• _Records from a collection of figures_:
━━━━

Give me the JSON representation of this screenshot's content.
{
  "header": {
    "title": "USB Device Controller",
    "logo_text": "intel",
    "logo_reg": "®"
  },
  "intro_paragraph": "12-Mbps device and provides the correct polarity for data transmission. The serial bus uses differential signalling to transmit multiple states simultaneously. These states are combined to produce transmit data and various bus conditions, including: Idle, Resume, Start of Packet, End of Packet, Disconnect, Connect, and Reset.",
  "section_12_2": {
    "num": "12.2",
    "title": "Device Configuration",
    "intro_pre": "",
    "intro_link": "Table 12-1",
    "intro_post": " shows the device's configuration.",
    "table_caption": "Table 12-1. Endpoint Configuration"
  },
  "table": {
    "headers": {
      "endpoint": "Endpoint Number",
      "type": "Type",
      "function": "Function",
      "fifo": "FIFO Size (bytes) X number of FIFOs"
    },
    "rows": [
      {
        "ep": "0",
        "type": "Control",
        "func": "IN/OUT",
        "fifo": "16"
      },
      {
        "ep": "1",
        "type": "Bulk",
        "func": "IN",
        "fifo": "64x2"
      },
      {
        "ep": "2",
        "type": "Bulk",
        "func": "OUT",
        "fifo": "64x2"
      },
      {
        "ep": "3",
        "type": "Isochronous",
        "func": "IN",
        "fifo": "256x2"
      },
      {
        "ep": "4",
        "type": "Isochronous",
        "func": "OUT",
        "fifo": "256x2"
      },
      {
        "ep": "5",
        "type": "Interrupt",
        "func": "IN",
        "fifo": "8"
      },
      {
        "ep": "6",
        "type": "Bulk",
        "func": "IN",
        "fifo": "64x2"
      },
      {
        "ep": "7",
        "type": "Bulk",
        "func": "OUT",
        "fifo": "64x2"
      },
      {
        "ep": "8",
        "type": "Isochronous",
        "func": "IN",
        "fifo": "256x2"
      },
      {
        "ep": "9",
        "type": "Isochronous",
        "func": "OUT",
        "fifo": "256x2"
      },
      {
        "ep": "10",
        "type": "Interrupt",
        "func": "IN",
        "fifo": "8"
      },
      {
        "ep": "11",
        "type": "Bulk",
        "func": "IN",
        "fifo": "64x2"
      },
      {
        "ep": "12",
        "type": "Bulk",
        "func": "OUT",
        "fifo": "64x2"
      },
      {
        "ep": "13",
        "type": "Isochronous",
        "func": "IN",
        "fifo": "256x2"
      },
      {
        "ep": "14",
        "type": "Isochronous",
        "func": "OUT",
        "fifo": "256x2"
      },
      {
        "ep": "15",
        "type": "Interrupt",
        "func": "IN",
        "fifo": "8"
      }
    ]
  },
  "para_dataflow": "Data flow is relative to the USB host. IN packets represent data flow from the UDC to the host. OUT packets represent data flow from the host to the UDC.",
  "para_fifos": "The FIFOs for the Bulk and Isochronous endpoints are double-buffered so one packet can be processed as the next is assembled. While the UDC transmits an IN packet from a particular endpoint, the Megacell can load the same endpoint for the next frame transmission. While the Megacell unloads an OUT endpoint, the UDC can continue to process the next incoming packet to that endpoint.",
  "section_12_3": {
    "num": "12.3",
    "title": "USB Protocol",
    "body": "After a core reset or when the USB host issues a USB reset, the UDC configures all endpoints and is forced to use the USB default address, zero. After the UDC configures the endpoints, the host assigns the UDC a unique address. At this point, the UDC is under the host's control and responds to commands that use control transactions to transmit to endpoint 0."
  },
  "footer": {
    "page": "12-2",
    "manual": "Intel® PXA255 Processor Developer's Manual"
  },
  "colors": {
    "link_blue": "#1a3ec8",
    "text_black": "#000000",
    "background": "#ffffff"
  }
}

━━━━

Make an exact copy of the listing, including every line.

• _RESULT FOR THIS TASK_:
Give me the JSON representation of this screenshot's content.
{
  "header": {
    "title": "USB Device Controller",
    "logo_text": "intel",
    "logo_reg": "®"
  },
  "intro_paragraph": "12-Mbps device and provides the correct polarity for data transmission. The serial bus uses differential signalling to transmit multiple states simultaneously. These states are combined to produce transmit data and various bus conditions, including: Idle, Resume, Start of Packet, End of Packet, Disconnect, Connect, and Reset.",
  "section_12_2": {
    "num": "12.2",
    "title": "Device Configuration",
    "intro_pre": "",
    "intro_link": "Table 12-1",
    "intro_post": " shows the device's configuration.",
    "table_caption": "Table 12-1. Endpoint Configuration"
  },
  "table": {
    "headers": {
      "endpoint": "Endpoint Number",
      "type": "Type",
      "function": "Function",
      "fifo": "FIFO Size (bytes) X number of FIFOs"
    },
    "rows": [
      {
        "ep": "0",
        "type": "Control",
        "func": "IN/OUT",
        "fifo": "16"
      },
      {
        "ep": "1",
        "type": "Bulk",
        "func": "IN",
        "fifo": "64x2"
      },
      {
        "ep": "2",
        "type": "Bulk",
        "func": "OUT",
        "fifo": "64x2"
      },
      {
        "ep": "3",
        "type": "Isochronous",
        "func": "IN",
        "fifo": "256x2"
      },
      {
        "ep": "4",
        "type": "Isochronous",
        "func": "OUT",
        "fifo": "256x2"
      },
      {
        "ep": "5",
        "type": "Interrupt",
        "func": "IN",
        "fifo": "8"
      },
      {
        "ep": "6",
        "type": "Bulk",
        "func": "IN",
        "fifo": "64x2"
      },
      {
        "ep": "7",
        "type": "Bulk",
        "func": "OUT",
        "fifo": "64x2"
      },
      {
        "ep": "8",
        "type": "Isochronous",
        "func": "IN",
        "fifo": "256x2"
      },
      {
        "ep": "9",
        "type": "Isochronous",
        "func": "OUT",
        "fifo": "256x2"
      },
      {
        "ep": "10",
        "type": "Interrupt",
        "func": "IN",
        "fifo": "8"
      },
      {
        "ep": "11",
        "type": "Bulk",
        "func": "IN",
        "fifo": "64x2"
      },
      {
        "ep": "12",
        "type": "Bulk",
        "func": "OUT",
        "fifo": "64x2"
      },
      {
        "ep": "13",
        "type": "Isochronous",
        "func": "IN",
        "fifo": "256x2"
      },
      {
        "ep": "14",
        "type": "Isochronous",
        "func": "OUT",
        "fifo": "256x2"
      },
      {
        "ep": "15",
        "type": "Interrupt",
        "func": "IN",
        "fifo": "8"
      }
    ]
  },
  "para_dataflow": "Data flow is relative to the USB host. IN packets represent data flow from the UDC to the host. OUT packets represent data flow from the host to the UDC.",
  "para_fifos": "The FIFOs for the Bulk and Isochronous endpoints are double-buffered so one packet can be processed as the next is assembled. While the UDC transmits an IN packet from a particular endpoint, the Megacell can load the same endpoint for the next frame transmission. While the Megacell unloads an OUT endpoint, the UDC can continue to process the next incoming packet to that endpoint.",
  "section_12_3": {
    "num": "12.3",
    "title": "USB Protocol",
    "body": "After a core reset or when the USB host issues a USB reset, the UDC configures all endpoints and is forced to use the USB default address, zero. After the UDC configures the endpoints, the host assigns the UDC a unique address. At this point, the UDC is under the host's control and responds to commands that use control transactions to transmit to endpoint 0."
  },
  "footer": {
    "page": "12-2",
    "manual": "Intel® PXA255 Processor Developer's Manual"
  },
  "colors": {
    "link_blue": "#1a3ec8",
    "text_black": "#000000",
    "background": "#ffffff"
  }
}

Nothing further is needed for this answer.